━━━━━ Available data ━━━━━

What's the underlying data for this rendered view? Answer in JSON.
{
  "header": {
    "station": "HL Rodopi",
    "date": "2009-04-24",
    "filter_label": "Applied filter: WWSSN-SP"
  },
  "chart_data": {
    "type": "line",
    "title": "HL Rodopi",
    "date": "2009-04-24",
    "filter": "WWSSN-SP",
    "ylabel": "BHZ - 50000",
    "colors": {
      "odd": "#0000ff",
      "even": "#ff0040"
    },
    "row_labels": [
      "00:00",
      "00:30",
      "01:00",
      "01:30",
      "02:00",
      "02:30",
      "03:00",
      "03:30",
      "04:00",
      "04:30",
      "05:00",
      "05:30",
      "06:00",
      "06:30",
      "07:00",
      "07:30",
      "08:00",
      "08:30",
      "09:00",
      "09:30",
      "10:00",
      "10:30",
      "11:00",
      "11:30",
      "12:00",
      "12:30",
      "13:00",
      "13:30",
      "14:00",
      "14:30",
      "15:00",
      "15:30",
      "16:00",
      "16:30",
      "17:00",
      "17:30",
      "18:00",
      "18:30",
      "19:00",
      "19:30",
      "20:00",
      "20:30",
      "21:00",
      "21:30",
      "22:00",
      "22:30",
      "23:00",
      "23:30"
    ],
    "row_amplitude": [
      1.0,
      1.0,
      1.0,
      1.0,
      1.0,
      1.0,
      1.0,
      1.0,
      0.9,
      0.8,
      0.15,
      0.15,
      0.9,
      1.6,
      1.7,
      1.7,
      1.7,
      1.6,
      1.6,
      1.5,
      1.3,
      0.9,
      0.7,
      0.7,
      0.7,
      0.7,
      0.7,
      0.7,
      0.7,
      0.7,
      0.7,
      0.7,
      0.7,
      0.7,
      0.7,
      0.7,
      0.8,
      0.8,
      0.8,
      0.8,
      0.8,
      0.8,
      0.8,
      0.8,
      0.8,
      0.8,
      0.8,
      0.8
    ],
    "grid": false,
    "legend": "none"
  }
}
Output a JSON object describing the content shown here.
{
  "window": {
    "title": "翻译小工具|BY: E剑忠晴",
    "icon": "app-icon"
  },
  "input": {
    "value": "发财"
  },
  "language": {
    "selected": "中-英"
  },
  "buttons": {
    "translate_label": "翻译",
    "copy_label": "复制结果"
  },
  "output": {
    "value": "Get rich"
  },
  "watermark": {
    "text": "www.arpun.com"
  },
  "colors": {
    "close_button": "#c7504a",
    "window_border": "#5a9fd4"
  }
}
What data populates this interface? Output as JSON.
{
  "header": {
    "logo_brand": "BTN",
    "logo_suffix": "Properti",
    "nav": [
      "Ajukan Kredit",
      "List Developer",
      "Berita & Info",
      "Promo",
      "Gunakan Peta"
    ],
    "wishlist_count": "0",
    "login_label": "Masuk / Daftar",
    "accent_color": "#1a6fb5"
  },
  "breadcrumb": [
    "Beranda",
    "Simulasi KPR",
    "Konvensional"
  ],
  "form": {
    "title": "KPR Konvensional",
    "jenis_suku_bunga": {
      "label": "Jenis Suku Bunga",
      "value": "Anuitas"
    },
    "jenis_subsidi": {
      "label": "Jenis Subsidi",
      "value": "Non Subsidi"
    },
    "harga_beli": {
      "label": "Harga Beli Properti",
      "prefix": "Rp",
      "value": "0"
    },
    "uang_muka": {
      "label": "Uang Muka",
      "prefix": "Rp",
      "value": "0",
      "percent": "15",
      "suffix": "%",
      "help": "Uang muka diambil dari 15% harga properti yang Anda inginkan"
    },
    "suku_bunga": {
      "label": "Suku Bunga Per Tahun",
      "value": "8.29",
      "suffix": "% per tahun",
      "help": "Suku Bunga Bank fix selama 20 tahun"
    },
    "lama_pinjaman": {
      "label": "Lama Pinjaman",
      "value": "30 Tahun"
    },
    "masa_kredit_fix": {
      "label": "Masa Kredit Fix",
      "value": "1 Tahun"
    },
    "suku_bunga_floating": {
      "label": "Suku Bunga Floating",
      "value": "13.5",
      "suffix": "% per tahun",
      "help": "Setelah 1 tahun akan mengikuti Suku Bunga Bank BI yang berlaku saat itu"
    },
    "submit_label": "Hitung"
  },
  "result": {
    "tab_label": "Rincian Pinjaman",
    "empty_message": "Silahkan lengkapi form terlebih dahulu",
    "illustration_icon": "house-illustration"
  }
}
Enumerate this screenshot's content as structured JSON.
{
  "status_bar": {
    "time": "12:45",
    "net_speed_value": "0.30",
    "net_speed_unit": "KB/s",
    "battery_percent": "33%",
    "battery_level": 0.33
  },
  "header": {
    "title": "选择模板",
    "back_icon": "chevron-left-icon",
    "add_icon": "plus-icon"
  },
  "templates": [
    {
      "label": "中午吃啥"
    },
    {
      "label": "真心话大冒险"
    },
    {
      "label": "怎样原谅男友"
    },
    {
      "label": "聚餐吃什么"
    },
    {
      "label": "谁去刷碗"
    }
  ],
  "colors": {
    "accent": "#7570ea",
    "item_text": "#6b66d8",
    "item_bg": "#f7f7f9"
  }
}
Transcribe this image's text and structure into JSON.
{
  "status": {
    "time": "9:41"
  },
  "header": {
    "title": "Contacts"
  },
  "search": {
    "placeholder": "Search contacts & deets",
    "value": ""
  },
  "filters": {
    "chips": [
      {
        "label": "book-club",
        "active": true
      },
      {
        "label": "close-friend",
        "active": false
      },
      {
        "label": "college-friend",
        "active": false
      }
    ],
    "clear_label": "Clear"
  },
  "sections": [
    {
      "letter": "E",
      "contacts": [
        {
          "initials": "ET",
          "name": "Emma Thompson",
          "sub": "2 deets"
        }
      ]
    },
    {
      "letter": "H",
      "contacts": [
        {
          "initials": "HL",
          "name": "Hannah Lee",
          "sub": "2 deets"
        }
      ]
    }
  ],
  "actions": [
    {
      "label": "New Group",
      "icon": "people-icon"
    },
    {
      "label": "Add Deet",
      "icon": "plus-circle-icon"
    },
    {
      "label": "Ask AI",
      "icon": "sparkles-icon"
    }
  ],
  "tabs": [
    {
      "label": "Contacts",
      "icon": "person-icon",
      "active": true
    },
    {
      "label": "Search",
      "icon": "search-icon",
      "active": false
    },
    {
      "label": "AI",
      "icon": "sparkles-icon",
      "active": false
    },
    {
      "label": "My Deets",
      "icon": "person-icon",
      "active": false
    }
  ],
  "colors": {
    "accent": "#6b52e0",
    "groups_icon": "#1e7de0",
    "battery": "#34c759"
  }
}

━━━━━

• [Direction]: What is the number of lines in the data above that include the word "Konvensional"? Answer with that number only.

• [Exercise answer]: 2